Strip the pictures and reproduce the rest of the listing exactly.

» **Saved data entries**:
::::::::
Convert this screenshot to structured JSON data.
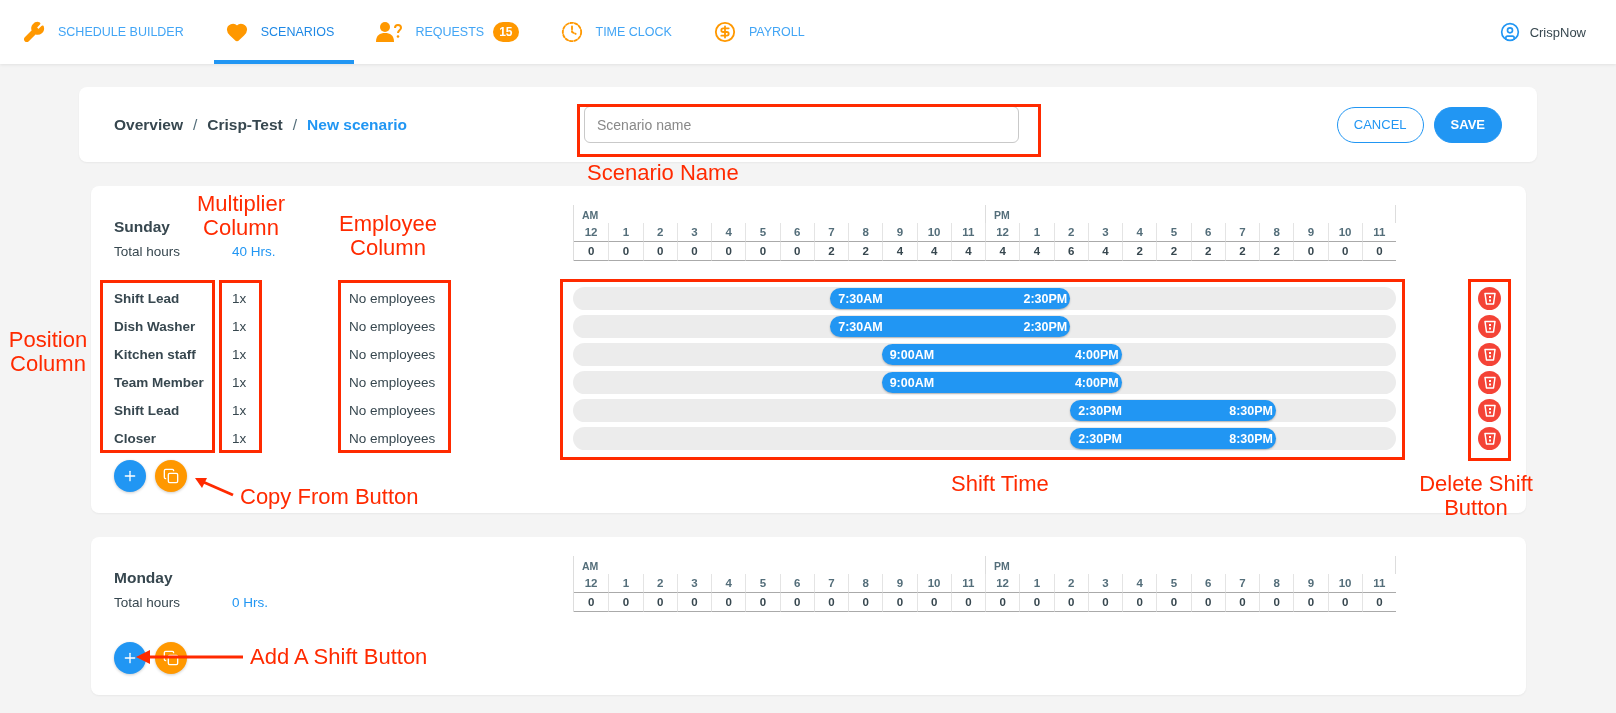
{
  "nav": {
    "tabs": [
      {
        "kind": "wrench",
        "label": "SCHEDULE BUILDER",
        "selected": false
      },
      {
        "kind": "heart",
        "label": "SCENARIOS",
        "selected": true
      },
      {
        "kind": "requests",
        "label": "REQUESTS",
        "badge": "15",
        "selected": false
      },
      {
        "kind": "clock",
        "label": "TIME CLOCK",
        "selected": false
      },
      {
        "kind": "dollar",
        "label": "PAYROLL",
        "selected": false
      }
    ],
    "user": "CrispNow"
  },
  "header": {
    "breadcrumb": [
      {
        "kind": "link",
        "label": "Overview"
      },
      {
        "kind": "separator",
        "label": "/"
      },
      {
        "kind": "link",
        "label": "Crisp-Test"
      },
      {
        "kind": "separator",
        "label": "/"
      },
      {
        "kind": "current",
        "label": "New scenario"
      }
    ],
    "scenario_name": {
      "placeholder": "Scenario name"
    },
    "buttons": [
      {
        "kind": "outline",
        "label": "CANCEL"
      },
      {
        "kind": "filled",
        "label": "SAVE"
      }
    ]
  },
  "days": [
    {
      "name": "Sunday",
      "total_label": "Total hours",
      "total_value": "40 Hrs.",
      "timeline": {
        "am": "AM",
        "pm": "PM",
        "hours": [
          "12",
          "1",
          "2",
          "3",
          "4",
          "5",
          "6",
          "7",
          "8",
          "9",
          "10",
          "11",
          "12",
          "1",
          "2",
          "3",
          "4",
          "5",
          "6",
          "7",
          "8",
          "9",
          "10",
          "11"
        ],
        "counts": [
          "0",
          "0",
          "0",
          "0",
          "0",
          "0",
          "0",
          "2",
          "2",
          "4",
          "4",
          "4",
          "4",
          "4",
          "6",
          "4",
          "2",
          "2",
          "2",
          "2",
          "2",
          "0",
          "0",
          "0"
        ]
      },
      "shifts": [
        {
          "position": "Shift Lead",
          "multiplier": "1x",
          "employees": "No employees",
          "start": "7:30AM",
          "end": "2:30PM"
        },
        {
          "position": "Dish Washer",
          "multiplier": "1x",
          "employees": "No employees",
          "start": "7:30AM",
          "end": "2:30PM"
        },
        {
          "position": "Kitchen staff",
          "multiplier": "1x",
          "employees": "No employees",
          "start": "9:00AM",
          "end": "4:00PM"
        },
        {
          "position": "Team Member",
          "multiplier": "1x",
          "employees": "No employees",
          "start": "9:00AM",
          "end": "4:00PM"
        },
        {
          "position": "Shift Lead",
          "multiplier": "1x",
          "employees": "No employees",
          "start": "2:30PM",
          "end": "8:30PM"
        },
        {
          "position": "Closer",
          "multiplier": "1x",
          "employees": "No employees",
          "start": "2:30PM",
          "end": "8:30PM"
        }
      ]
    },
    {
      "name": "Monday",
      "total_label": "Total hours",
      "total_value": "0 Hrs.",
      "timeline": {
        "am": "AM",
        "pm": "PM",
        "hours": [
          "12",
          "1",
          "2",
          "3",
          "4",
          "5",
          "6",
          "7",
          "8",
          "9",
          "10",
          "11",
          "12",
          "1",
          "2",
          "3",
          "4",
          "5",
          "6",
          "7",
          "8",
          "9",
          "10",
          "11"
        ],
        "counts": [
          "0",
          "0",
          "0",
          "0",
          "0",
          "0",
          "0",
          "0",
          "0",
          "0",
          "0",
          "0",
          "0",
          "0",
          "0",
          "0",
          "0",
          "0",
          "0",
          "0",
          "0",
          "0",
          "0",
          "0"
        ]
      }
    }
  ],
  "annotations": [
    {
      "text": "Scenario Name"
    },
    {
      "text": "Multiplier Column"
    },
    {
      "text": "Employee Column"
    },
    {
      "text": "Position Column"
    },
    {
      "text": "Copy From Button"
    },
    {
      "text": "Shift Time"
    },
    {
      "text": "Delete Shift Button"
    },
    {
      "text": "Add A Shift Button"
    }
  ]
}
::::::::
» **RESULT FOR THIS EXERCISE**:
Convert this screenshot to structured JSON data.
{
  "nav": {
    "tabs": [
      {
        "kind": "wrench",
        "label": "SCHEDULE BUILDER",
        "selected": false
      },
      {
        "kind": "heart",
        "label": "SCENARIOS",
        "selected": true
      },
      {
        "kind": "requests",
        "label": "REQUESTS",
        "badge": "15",
        "selected": false
      },
      {
        "kind": "clock",
        "label": "TIME CLOCK",
        "selected": false
      },
      {
        "kind": "dollar",
        "label": "PAYROLL",
        "selected": false
      }
    ],
    "user": "CrispNow"
  },
  "header": {
    "breadcrumb": [
      {
        "kind": "link",
        "label": "Overview"
      },
      {
        "kind": "separator",
        "label": "/"
      },
      {
        "kind": "link",
        "label": "Crisp-Test"
      },
      {
        "kind": "separator",
        "label": "/"
      },
      {
        "kind": "current",
        "label": "New scenario"
      }
    ],
    "scenario_name": {
      "placeholder": "Scenario name"
    },
    "buttons": [
      {
        "kind": "outline",
        "label": "CANCEL"
      },
      {
        "kind": "filled",
        "label": "SAVE"
      }
    ]
  },
  "days": [
    {
      "name": "Sunday",
      "total_label": "Total hours",
      "total_value": "40 Hrs.",
      "timeline": {
        "am": "AM",
        "pm": "PM",
        "hours": [
          "12",
          "1",
          "2",
          "3",
          "4",
          "5",
          "6",
          "7",
          "8",
          "9",
          "10",
          "11",
          "12",
          "1",
          "2",
          "3",
          "4",
          "5",
          "6",
          "7",
          "8",
          "9",
          "10",
          "11"
        ],
        "counts": [
          "0",
          "0",
          "0",
          "0",
          "0",
          "0",
          "0",
          "2",
          "2",
          "4",
          "4",
          "4",
          "4",
          "4",
          "6",
          "4",
          "2",
          "2",
          "2",
          "2",
          "2",
          "0",
          "0",
          "0"
        ]
      },
      "shifts": [
        {
          "position": "Shift Lead",
          "multiplier": "1x",
          "employees": "No employees",
          "start": "7:30AM",
          "end": "2:30PM"
        },
        {
          "position": "Dish Washer",
          "multiplier": "1x",
          "employees": "No employees",
          "start": "7:30AM",
          "end": "2:30PM"
        },
        {
          "position": "Kitchen staff",
          "multiplier": "1x",
          "employees": "No employees",
          "start": "9:00AM",
          "end": "4:00PM"
        },
        {
          "position": "Team Member",
          "multiplier": "1x",
          "employees": "No employees",
          "start": "9:00AM",
          "end": "4:00PM"
        },
        {
          "position": "Shift Lead",
          "multiplier": "1x",
          "employees": "No employees",
          "start": "2:30PM",
          "end": "8:30PM"
        },
        {
          "position": "Closer",
          "multiplier": "1x",
          "employees": "No employees",
          "start": "2:30PM",
          "end": "8:30PM"
        }
      ]
    },
    {
      "name": "Monday",
      "total_label": "Total hours",
      "total_value": "0 Hrs.",
      "timeline": {
        "am": "AM",
        "pm": "PM",
        "hours": [
          "12",
          "1",
          "2",
          "3",
          "4",
          "5",
          "6",
          "7",
          "8",
          "9",
          "10",
          "11",
          "12",
          "1",
          "2",
          "3",
          "4",
          "5",
          "6",
          "7",
          "8",
          "9",
          "10",
          "11"
        ],
        "counts": [
          "0",
          "0",
          "0",
          "0",
          "0",
          "0",
          "0",
          "0",
          "0",
          "0",
          "0",
          "0",
          "0",
          "0",
          "0",
          "0",
          "0",
          "0",
          "0",
          "0",
          "0",
          "0",
          "0",
          "0"
        ]
      }
    }
  ],
  "annotations": [
    {
      "text": "Scenario Name"
    },
    {
      "text": "Multiplier Column"
    },
    {
      "text": "Employee Column"
    },
    {
      "text": "Position Column"
    },
    {
      "text": "Copy From Button"
    },
    {
      "text": "Shift Time"
    },
    {
      "text": "Delete Shift Button"
    },
    {
      "text": "Add A Shift Button"
    }
  ]
}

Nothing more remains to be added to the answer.